--- GIVEN PROBLEM ---
Your task is to print every entry below exactly as given.

--- EXCERPTED DATA ---
-------------------------

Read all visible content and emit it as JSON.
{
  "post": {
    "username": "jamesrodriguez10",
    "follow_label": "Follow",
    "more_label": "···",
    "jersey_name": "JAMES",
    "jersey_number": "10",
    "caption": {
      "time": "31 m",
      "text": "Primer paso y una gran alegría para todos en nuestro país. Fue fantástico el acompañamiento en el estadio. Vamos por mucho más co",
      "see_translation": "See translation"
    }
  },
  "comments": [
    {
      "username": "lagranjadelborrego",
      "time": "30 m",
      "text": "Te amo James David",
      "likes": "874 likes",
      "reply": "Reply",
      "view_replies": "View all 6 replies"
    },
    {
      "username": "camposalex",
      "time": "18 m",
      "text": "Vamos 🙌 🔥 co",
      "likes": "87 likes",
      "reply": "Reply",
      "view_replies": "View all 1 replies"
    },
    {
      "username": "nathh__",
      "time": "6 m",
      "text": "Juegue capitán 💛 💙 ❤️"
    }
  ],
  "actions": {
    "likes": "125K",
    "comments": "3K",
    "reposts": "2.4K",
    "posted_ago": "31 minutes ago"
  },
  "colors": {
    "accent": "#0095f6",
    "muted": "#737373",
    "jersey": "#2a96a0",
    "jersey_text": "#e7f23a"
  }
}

-------------------------

--- ANSWER IN FULL ---
Read all visible content and emit it as JSON.
{
  "post": {
    "username": "jamesrodriguez10",
    "follow_label": "Follow",
    "more_label": "···",
    "jersey_name": "JAMES",
    "jersey_number": "10",
    "caption": {
      "time": "31 m",
      "text": "Primer paso y una gran alegría para todos en nuestro país. Fue fantástico el acompañamiento en el estadio. Vamos por mucho más co",
      "see_translation": "See translation"
    }
  },
  "comments": [
    {
      "username": "lagranjadelborrego",
      "time": "30 m",
      "text": "Te amo James David",
      "likes": "874 likes",
      "reply": "Reply",
      "view_replies": "View all 6 replies"
    },
    {
      "username": "camposalex",
      "time": "18 m",
      "text": "Vamos 🙌 🔥 co",
      "likes": "87 likes",
      "reply": "Reply",
      "view_replies": "View all 1 replies"
    },
    {
      "username": "nathh__",
      "time": "6 m",
      "text": "Juegue capitán 💛 💙 ❤️"
    }
  ],
  "actions": {
    "likes": "125K",
    "comments": "3K",
    "reposts": "2.4K",
    "posted_ago": "31 minutes ago"
  },
  "colors": {
    "accent": "#0095f6",
    "muted": "#737373",
    "jersey": "#2a96a0",
    "jersey_text": "#e7f23a"
  }
}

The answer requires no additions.